[Start Given records]

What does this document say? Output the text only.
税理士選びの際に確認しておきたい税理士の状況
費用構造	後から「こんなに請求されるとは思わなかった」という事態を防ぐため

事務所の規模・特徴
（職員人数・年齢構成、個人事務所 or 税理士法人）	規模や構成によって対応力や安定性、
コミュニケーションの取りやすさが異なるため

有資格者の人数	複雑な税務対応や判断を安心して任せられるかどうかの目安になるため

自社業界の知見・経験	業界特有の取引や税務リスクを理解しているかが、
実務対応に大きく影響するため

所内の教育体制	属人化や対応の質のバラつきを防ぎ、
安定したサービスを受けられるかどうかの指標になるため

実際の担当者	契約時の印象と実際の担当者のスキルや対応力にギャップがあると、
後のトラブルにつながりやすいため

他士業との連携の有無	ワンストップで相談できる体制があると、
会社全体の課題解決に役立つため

[End Given records]

▶ [What you are asked to do]:
Please repeat all the records above exactly as they appear.

▶ [Output for this exercise]:
What does this document say? Output the text only.
税理士選びの際に確認しておきたい税理士の状況
費用構造	後から「こんなに請求されるとは思わなかった」という事態を防ぐため

事務所の規模・特徴
（職員人数・年齢構成、個人事務所 or 税理士法人）	規模や構成によって対応力や安定性、
コミュニケーションの取りやすさが異なるため

有資格者の人数	複雑な税務対応や判断を安心して任せられるかどうかの目安になるため

自社業界の知見・経験	業界特有の取引や税務リスクを理解しているかが、
実務対応に大きく影響するため

所内の教育体制	属人化や対応の質のバラつきを防ぎ、
安定したサービスを受けられるかどうかの指標になるため

実際の担当者	契約時の印象と実際の担当者のスキルや対応力にギャップがあると、
後のトラブルにつながりやすいため

他士業との連携の有無	ワンストップで相談できる体制があると、
会社全体の課題解決に役立つため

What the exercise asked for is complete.